• **Set task**: Write the material out again exactly as it stands.
>> Begin
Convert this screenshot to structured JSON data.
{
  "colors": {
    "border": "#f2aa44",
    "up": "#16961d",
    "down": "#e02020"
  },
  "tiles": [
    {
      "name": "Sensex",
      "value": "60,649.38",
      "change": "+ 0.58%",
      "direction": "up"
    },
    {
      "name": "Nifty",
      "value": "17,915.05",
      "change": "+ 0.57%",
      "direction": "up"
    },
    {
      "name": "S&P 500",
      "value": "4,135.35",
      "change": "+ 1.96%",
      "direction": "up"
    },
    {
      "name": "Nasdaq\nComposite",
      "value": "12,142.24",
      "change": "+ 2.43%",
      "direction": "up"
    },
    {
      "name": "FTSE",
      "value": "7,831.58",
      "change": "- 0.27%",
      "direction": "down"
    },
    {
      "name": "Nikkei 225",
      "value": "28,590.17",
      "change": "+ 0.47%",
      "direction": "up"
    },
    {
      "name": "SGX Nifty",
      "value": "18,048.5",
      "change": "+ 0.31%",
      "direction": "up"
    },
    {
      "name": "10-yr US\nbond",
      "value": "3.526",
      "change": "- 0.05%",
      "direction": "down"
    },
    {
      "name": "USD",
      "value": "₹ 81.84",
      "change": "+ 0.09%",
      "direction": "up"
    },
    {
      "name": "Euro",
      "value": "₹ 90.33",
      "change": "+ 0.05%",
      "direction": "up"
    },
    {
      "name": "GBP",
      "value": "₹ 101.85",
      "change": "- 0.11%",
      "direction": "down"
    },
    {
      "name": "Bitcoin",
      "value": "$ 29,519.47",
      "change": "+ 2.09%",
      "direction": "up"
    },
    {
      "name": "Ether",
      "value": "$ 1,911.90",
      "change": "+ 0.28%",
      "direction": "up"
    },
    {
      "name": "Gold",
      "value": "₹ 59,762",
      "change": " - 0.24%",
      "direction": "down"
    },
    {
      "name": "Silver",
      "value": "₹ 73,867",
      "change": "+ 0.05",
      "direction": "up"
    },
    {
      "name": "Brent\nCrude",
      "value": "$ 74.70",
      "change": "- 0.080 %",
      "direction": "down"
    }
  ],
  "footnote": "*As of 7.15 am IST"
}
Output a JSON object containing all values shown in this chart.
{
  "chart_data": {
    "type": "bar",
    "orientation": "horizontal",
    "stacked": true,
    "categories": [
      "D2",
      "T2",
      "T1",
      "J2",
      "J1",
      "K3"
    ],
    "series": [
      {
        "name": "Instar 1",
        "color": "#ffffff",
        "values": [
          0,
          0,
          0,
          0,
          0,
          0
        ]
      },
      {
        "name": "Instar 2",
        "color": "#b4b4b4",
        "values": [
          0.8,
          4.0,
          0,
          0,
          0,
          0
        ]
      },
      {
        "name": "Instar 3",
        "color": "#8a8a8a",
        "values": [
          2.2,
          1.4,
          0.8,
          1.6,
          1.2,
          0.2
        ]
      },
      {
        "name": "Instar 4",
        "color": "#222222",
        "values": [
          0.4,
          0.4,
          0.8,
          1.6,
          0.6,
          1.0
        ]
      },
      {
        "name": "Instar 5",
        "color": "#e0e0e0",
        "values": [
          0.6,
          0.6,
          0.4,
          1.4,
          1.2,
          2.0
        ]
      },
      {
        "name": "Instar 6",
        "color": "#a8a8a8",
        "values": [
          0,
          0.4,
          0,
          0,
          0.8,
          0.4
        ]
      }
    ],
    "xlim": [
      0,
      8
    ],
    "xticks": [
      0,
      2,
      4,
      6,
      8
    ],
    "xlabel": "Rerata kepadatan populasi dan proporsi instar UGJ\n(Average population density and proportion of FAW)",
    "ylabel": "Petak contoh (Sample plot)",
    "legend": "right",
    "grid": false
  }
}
>> End
• **Expected answer**:
Convert this screenshot to structured JSON data.
{
  "colors": {
    "border": "#f2aa44",
    "up": "#16961d",
    "down": "#e02020"
  },
  "tiles": [
    {
      "name": "Sensex",
      "value": "60,649.38",
      "change": "+ 0.58%",
      "direction": "up"
    },
    {
      "name": "Nifty",
      "value": "17,915.05",
      "change": "+ 0.57%",
      "direction": "up"
    },
    {
      "name": "S&P 500",
      "value": "4,135.35",
      "change": "+ 1.96%",
      "direction": "up"
    },
    {
      "name": "Nasdaq\nComposite",
      "value": "12,142.24",
      "change": "+ 2.43%",
      "direction": "up"
    },
    {
      "name": "FTSE",
      "value": "7,831.58",
      "change": "- 0.27%",
      "direction": "down"
    },
    {
      "name": "Nikkei 225",
      "value": "28,590.17",
      "change": "+ 0.47%",
      "direction": "up"
    },
    {
      "name": "SGX Nifty",
      "value": "18,048.5",
      "change": "+ 0.31%",
      "direction": "up"
    },
    {
      "name": "10-yr US\nbond",
      "value": "3.526",
      "change": "- 0.05%",
      "direction": "down"
    },
    {
      "name": "USD",
      "value": "₹ 81.84",
      "change": "+ 0.09%",
      "direction": "up"
    },
    {
      "name": "Euro",
      "value": "₹ 90.33",
      "change": "+ 0.05%",
      "direction": "up"
    },
    {
      "name": "GBP",
      "value": "₹ 101.85",
      "change": "- 0.11%",
      "direction": "down"
    },
    {
      "name": "Bitcoin",
      "value": "$ 29,519.47",
      "change": "+ 2.09%",
      "direction": "up"
    },
    {
      "name": "Ether",
      "value": "$ 1,911.90",
      "change": "+ 0.28%",
      "direction": "up"
    },
    {
      "name": "Gold",
      "value": "₹ 59,762",
      "change": " - 0.24%",
      "direction": "down"
    },
    {
      "name": "Silver",
      "value": "₹ 73,867",
      "change": "+ 0.05",
      "direction": "up"
    },
    {
      "name": "Brent\nCrude",
      "value": "$ 74.70",
      "change": "- 0.080 %",
      "direction": "down"
    }
  ],
  "footnote": "*As of 7.15 am IST"
}
Output a JSON object containing all values shown in this chart.
{
  "chart_data": {
    "type": "bar",
    "orientation": "horizontal",
    "stacked": true,
    "categories": [
      "D2",
      "T2",
      "T1",
      "J2",
      "J1",
      "K3"
    ],
    "series": [
      {
        "name": "Instar 1",
        "color": "#ffffff",
        "values": [
          0,
          0,
          0,
          0,
          0,
          0
        ]
      },
      {
        "name": "Instar 2",
        "color": "#b4b4b4",
        "values": [
          0.8,
          4.0,
          0,
          0,
          0,
          0
        ]
      },
      {
        "name": "Instar 3",
        "color": "#8a8a8a",
        "values": [
          2.2,
          1.4,
          0.8,
          1.6,
          1.2,
          0.2
        ]
      },
      {
        "name": "Instar 4",
        "color": "#222222",
        "values": [
          0.4,
          0.4,
          0.8,
          1.6,
          0.6,
          1.0
        ]
      },
      {
        "name": "Instar 5",
        "color": "#e0e0e0",
        "values": [
          0.6,
          0.6,
          0.4,
          1.4,
          1.2,
          2.0
        ]
      },
      {
        "name": "Instar 6",
        "color": "#a8a8a8",
        "values": [
          0,
          0.4,
          0,
          0,
          0.8,
          0.4
        ]
      }
    ],
    "xlim": [
      0,
      8
    ],
    "xticks": [
      0,
      2,
      4,
      6,
      8
    ],
    "xlabel": "Rerata kepadatan populasi dan proporsi instar UGJ\n(Average population density and proportion of FAW)",
    "ylabel": "Petak contoh (Sample plot)",
    "legend": "right",
    "grid": false
  }
}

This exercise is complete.